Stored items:
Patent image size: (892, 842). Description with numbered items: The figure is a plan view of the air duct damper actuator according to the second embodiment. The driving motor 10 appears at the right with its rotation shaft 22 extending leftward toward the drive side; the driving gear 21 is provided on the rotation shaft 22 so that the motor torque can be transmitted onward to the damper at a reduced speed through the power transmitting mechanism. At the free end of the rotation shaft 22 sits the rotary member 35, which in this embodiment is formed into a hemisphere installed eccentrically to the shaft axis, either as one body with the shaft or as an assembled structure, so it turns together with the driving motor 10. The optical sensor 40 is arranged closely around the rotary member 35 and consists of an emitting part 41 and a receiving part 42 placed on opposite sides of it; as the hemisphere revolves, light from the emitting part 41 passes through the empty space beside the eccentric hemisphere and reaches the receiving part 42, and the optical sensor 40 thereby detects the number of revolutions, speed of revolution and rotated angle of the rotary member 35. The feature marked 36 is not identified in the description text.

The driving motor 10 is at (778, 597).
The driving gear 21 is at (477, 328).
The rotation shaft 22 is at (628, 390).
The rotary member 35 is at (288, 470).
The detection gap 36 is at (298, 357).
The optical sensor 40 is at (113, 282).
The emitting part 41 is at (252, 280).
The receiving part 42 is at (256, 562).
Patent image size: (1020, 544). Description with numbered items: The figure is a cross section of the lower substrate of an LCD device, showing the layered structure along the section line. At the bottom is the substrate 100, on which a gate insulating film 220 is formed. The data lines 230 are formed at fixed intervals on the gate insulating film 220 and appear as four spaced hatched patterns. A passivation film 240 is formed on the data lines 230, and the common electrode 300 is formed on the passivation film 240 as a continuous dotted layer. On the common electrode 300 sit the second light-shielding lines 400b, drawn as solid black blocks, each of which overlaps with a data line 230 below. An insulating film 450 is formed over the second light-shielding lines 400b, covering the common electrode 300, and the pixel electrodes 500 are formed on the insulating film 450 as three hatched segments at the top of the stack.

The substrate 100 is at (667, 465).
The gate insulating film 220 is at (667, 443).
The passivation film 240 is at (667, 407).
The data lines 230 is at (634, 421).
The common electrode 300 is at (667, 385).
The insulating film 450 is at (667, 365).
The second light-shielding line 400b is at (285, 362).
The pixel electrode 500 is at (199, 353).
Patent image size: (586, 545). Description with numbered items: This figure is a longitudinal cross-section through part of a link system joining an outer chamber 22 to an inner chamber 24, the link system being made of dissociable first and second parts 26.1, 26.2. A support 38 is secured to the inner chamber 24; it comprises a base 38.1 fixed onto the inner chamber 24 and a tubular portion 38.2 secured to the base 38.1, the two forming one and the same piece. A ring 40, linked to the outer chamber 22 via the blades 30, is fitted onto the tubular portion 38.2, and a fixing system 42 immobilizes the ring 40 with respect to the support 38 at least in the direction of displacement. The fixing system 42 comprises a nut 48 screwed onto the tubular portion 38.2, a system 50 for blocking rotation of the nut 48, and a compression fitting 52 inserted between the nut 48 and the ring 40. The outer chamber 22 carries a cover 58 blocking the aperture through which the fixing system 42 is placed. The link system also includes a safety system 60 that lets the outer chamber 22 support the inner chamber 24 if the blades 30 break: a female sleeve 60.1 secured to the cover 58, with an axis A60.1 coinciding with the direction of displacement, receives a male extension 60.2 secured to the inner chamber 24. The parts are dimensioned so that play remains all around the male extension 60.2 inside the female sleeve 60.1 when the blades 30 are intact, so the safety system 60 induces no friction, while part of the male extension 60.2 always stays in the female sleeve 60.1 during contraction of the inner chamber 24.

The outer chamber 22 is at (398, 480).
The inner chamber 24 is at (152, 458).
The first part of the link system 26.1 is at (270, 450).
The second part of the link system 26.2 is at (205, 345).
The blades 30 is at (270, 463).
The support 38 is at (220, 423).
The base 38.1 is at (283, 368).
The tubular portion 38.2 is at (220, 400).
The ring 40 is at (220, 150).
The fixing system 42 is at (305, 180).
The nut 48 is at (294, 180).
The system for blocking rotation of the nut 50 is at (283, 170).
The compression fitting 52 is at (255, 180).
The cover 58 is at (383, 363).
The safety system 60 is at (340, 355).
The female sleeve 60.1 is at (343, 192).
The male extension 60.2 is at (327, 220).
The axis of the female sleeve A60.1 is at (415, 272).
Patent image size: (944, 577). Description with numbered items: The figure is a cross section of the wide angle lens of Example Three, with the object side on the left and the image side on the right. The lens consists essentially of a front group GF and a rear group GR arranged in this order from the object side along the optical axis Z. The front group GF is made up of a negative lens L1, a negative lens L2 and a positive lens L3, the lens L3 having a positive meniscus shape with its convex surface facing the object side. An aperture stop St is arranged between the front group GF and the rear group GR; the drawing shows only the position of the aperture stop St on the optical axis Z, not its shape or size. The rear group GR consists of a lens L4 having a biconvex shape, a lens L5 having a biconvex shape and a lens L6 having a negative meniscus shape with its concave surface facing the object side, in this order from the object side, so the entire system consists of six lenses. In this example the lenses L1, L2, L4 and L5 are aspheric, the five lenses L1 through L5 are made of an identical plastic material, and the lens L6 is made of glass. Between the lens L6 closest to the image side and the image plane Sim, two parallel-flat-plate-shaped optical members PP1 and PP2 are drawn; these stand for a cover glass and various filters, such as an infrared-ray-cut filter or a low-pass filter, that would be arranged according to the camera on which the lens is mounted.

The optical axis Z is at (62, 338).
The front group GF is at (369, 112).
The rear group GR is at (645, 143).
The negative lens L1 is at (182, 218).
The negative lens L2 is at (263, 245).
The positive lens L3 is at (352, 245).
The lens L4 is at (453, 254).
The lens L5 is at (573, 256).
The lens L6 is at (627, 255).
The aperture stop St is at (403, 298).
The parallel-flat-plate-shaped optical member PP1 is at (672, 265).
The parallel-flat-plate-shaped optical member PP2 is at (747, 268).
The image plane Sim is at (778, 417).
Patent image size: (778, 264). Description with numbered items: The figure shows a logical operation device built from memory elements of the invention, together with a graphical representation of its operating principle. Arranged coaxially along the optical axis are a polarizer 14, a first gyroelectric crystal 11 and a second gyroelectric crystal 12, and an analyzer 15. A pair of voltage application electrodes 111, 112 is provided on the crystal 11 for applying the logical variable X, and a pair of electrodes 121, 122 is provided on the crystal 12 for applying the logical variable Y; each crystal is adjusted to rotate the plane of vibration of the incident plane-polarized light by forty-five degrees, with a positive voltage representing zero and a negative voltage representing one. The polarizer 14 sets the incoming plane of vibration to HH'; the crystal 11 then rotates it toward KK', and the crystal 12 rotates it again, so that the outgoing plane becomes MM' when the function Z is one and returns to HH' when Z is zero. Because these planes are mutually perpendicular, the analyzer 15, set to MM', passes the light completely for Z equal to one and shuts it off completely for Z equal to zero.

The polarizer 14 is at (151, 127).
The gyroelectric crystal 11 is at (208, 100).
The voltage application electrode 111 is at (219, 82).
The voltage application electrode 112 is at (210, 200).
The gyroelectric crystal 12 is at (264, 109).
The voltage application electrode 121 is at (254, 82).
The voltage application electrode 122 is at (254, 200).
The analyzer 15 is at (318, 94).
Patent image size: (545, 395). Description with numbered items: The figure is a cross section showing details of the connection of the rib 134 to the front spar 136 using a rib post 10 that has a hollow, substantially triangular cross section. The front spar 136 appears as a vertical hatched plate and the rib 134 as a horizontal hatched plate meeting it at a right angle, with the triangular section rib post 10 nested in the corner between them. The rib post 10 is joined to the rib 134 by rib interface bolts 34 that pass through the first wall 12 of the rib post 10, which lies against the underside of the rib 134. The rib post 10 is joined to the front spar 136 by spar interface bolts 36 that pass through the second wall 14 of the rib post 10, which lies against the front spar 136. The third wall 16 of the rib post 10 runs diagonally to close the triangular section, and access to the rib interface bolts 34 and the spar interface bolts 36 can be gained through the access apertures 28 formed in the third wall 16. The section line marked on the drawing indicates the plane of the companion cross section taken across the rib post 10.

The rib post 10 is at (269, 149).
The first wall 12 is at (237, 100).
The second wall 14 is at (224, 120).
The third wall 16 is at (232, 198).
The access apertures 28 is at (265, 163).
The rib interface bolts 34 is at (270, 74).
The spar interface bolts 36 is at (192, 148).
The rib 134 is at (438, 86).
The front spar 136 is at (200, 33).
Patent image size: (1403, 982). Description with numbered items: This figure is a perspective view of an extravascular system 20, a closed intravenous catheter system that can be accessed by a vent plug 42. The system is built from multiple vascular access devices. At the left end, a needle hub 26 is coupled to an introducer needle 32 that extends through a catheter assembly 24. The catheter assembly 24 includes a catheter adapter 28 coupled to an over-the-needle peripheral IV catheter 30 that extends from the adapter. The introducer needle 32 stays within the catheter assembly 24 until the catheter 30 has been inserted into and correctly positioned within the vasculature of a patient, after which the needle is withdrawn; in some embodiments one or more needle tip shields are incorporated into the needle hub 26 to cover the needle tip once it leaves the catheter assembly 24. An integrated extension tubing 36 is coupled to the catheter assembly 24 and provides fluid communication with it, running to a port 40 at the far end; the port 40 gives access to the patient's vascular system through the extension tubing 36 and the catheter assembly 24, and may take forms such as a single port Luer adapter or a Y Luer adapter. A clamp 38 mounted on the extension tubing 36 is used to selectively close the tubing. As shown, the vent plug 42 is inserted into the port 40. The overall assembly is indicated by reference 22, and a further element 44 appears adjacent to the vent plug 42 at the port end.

Written request >> Find every line in the data above that contains the string "interface", and copy each of those lines. Letter case counts.

Finished exercise >>
Patent image size: (545, 395). Description with numbered items: The figure is a cross section showing details of the connection of the rib 134 to the front spar 136 using a rib post 10 that has a hollow, substantially triangular cross section. The front spar 136 appears as a vertical hatched plate and the rib 134 as a horizontal hatched plate meeting it at a right angle, with the triangular section rib post 10 nested in the corner between them. The rib post 10 is joined to the rib 134 by rib interface bolts 34 that pass through the first wall 12 of the rib post 10, which lies against the underside of the rib 134. The rib post 10 is joined to the front spar 136 by spar interface bolts 36 that pass through the second wall 14 of the rib post 10, which lies against the front spar 136. The third wall 16 of the rib post 10 runs diagonally to close the triangular section, and access to the rib interface bolts 34 and the spar interface bolts 36 can be gained through the access apertures 28 formed in the third wall 16. The section line marked on the drawing indicates the plane of the companion cross section taken across the rib post 10.
The rib interface bolts 34 is at (270, 74).
The spar interface bolts 36 is at (192, 148).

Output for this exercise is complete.